* BEGIN RECORDS FOR THIS EXERCISE *
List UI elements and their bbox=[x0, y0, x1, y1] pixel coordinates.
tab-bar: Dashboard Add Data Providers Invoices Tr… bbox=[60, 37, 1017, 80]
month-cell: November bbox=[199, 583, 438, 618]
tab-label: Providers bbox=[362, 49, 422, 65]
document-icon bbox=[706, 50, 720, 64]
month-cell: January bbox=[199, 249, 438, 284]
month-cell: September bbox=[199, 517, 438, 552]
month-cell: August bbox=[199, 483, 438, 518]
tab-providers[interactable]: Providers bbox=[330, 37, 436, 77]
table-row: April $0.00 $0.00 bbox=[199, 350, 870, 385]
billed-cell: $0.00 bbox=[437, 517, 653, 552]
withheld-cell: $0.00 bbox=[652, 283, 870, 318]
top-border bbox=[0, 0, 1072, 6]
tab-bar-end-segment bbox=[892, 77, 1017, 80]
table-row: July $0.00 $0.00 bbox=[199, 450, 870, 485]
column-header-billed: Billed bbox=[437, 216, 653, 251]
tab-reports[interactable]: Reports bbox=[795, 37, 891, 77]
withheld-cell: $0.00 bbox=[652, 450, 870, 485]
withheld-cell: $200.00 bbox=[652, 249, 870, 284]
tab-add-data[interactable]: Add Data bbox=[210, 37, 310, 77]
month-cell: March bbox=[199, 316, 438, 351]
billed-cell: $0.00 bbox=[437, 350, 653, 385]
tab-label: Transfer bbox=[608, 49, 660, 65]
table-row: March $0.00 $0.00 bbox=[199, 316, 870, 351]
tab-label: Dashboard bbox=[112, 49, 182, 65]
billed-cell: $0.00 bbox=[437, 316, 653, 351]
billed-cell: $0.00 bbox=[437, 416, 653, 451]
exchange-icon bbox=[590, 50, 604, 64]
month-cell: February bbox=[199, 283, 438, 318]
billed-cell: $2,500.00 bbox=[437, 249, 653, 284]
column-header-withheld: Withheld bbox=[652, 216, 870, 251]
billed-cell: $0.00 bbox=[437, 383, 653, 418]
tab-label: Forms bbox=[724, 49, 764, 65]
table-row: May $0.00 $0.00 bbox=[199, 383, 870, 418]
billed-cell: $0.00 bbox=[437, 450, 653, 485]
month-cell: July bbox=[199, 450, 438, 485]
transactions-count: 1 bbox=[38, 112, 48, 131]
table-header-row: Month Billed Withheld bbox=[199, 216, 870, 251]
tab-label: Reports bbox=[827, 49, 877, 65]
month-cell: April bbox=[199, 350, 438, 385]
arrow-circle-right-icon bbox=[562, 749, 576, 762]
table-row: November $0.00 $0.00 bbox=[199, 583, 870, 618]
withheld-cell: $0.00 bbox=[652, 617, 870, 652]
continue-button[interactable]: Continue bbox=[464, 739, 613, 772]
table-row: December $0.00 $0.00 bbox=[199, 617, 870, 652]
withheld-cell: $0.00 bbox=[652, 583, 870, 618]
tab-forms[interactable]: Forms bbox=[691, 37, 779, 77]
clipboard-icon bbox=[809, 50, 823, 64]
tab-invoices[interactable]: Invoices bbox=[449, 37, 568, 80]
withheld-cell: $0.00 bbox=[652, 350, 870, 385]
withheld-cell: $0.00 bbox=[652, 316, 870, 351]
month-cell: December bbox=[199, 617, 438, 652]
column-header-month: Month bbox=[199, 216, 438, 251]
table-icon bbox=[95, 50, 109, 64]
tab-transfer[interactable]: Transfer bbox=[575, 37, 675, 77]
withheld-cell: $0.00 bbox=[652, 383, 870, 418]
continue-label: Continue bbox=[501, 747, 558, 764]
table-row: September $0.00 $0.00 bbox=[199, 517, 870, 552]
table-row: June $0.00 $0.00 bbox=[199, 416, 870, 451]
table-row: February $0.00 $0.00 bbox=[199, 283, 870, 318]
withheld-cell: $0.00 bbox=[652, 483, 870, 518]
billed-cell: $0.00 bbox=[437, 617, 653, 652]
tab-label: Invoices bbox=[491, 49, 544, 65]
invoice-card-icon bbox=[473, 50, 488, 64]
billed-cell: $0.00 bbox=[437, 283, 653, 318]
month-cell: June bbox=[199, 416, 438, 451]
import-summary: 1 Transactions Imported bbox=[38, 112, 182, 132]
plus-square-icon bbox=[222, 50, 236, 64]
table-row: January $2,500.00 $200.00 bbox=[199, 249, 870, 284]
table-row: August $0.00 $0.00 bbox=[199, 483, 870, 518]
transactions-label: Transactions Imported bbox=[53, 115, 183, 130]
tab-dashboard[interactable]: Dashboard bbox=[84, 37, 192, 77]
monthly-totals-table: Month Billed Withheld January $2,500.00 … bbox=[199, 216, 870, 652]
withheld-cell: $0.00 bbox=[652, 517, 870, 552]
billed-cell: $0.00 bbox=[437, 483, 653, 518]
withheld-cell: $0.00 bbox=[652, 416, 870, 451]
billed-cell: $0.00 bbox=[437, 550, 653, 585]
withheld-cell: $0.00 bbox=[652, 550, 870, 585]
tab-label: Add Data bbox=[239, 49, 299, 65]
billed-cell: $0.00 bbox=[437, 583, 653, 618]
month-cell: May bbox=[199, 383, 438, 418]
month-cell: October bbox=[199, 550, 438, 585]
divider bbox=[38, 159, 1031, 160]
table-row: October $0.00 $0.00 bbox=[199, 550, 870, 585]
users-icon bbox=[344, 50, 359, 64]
* END RECORDS FOR THIS EXERCISE *
WORK TO BE COMPLETED. Please copy the lines above exactly as they appear, keeping every one of them.

ANSWER FOR THE TASK.
List UI elements and their bbox=[x0, y0, x1, y1] pixel coordinates.
tab-bar: Dashboard Add Data Providers Invoices Tr… bbox=[60, 37, 1017, 80]
month-cell: November bbox=[199, 583, 438, 618]
tab-label: Providers bbox=[362, 49, 422, 65]
document-icon bbox=[706, 50, 720, 64]
month-cell: January bbox=[199, 249, 438, 284]
month-cell: September bbox=[199, 517, 438, 552]
month-cell: August bbox=[199, 483, 438, 518]
tab-providers[interactable]: Providers bbox=[330, 37, 436, 77]
table-row: April $0.00 $0.00 bbox=[199, 350, 870, 385]
billed-cell: $0.00 bbox=[437, 517, 653, 552]
withheld-cell: $0.00 bbox=[652, 283, 870, 318]
top-border bbox=[0, 0, 1072, 6]
tab-bar-end-segment bbox=[892, 77, 1017, 80]
table-row: July $0.00 $0.00 bbox=[199, 450, 870, 485]
column-header-billed: Billed bbox=[437, 216, 653, 251]
tab-reports[interactable]: Reports bbox=[795, 37, 891, 77]
withheld-cell: $0.00 bbox=[652, 450, 870, 485]
withheld-cell: $200.00 bbox=[652, 249, 870, 284]
tab-add-data[interactable]: Add Data bbox=[210, 37, 310, 77]
month-cell: March bbox=[199, 316, 438, 351]
billed-cell: $0.00 bbox=[437, 350, 653, 385]
tab-label: Transfer bbox=[608, 49, 660, 65]
table-row: March $0.00 $0.00 bbox=[199, 316, 870, 351]
tab-label: Dashboard bbox=[112, 49, 182, 65]
billed-cell: $0.00 bbox=[437, 316, 653, 351]
billed-cell: $0.00 bbox=[437, 416, 653, 451]
exchange-icon bbox=[590, 50, 604, 64]
month-cell: February bbox=[199, 283, 438, 318]
billed-cell: $2,500.00 bbox=[437, 249, 653, 284]
column-header-withheld: Withheld bbox=[652, 216, 870, 251]
billed-cell: $0.00 bbox=[437, 383, 653, 418]
tab-label: Forms bbox=[724, 49, 764, 65]
table-row: May $0.00 $0.00 bbox=[199, 383, 870, 418]
billed-cell: $0.00 bbox=[437, 450, 653, 485]
month-cell: July bbox=[199, 450, 438, 485]
transactions-count: 1 bbox=[38, 112, 48, 131]
table-header-row: Month Billed Withheld bbox=[199, 216, 870, 251]
tab-label: Reports bbox=[827, 49, 877, 65]
month-cell: April bbox=[199, 350, 438, 385]
arrow-circle-right-icon bbox=[562, 749, 576, 762]
table-row: November $0.00 $0.00 bbox=[199, 583, 870, 618]
withheld-cell: $0.00 bbox=[652, 617, 870, 652]
continue-button[interactable]: Continue bbox=[464, 739, 613, 772]
table-row: December $0.00 $0.00 bbox=[199, 617, 870, 652]
withheld-cell: $0.00 bbox=[652, 583, 870, 618]
tab-forms[interactable]: Forms bbox=[691, 37, 779, 77]
clipboard-icon bbox=[809, 50, 823, 64]
tab-invoices[interactable]: Invoices bbox=[449, 37, 568, 80]
withheld-cell: $0.00 bbox=[652, 350, 870, 385]
withheld-cell: $0.00 bbox=[652, 316, 870, 351]
month-cell: December bbox=[199, 617, 438, 652]
column-header-month: Month bbox=[199, 216, 438, 251]
table-icon bbox=[95, 50, 109, 64]
tab-transfer[interactable]: Transfer bbox=[575, 37, 675, 77]
withheld-cell: $0.00 bbox=[652, 383, 870, 418]
continue-label: Continue bbox=[501, 747, 558, 764]
table-row: September $0.00 $0.00 bbox=[199, 517, 870, 552]
table-row: June $0.00 $0.00 bbox=[199, 416, 870, 451]
table-row: February $0.00 $0.00 bbox=[199, 283, 870, 318]
withheld-cell: $0.00 bbox=[652, 483, 870, 518]
billed-cell: $0.00 bbox=[437, 617, 653, 652]
tab-label: Invoices bbox=[491, 49, 544, 65]
invoice-card-icon bbox=[473, 50, 488, 64]
billed-cell: $0.00 bbox=[437, 283, 653, 318]
month-cell: June bbox=[199, 416, 438, 451]
import-summary: 1 Transactions Imported bbox=[38, 112, 182, 132]
plus-square-icon bbox=[222, 50, 236, 64]
table-row: January $2,500.00 $200.00 bbox=[199, 249, 870, 284]
table-row: August $0.00 $0.00 bbox=[199, 483, 870, 518]
transactions-label: Transactions Imported bbox=[53, 115, 183, 130]
tab-dashboard[interactable]: Dashboard bbox=[84, 37, 192, 77]
monthly-totals-table: Month Billed Withheld January $2,500.00 … bbox=[199, 216, 870, 652]
withheld-cell: $0.00 bbox=[652, 517, 870, 552]
billed-cell: $0.00 bbox=[437, 483, 653, 518]
withheld-cell: $0.00 bbox=[652, 416, 870, 451]
billed-cell: $0.00 bbox=[437, 550, 653, 585]
withheld-cell: $0.00 bbox=[652, 550, 870, 585]
tab-label: Add Data bbox=[239, 49, 299, 65]
billed-cell: $0.00 bbox=[437, 583, 653, 618]
month-cell: May bbox=[199, 383, 438, 418]
month-cell: October bbox=[199, 550, 438, 585]
divider bbox=[38, 159, 1031, 160]
table-row: October $0.00 $0.00 bbox=[199, 550, 870, 585]
users-icon bbox=[344, 50, 359, 64]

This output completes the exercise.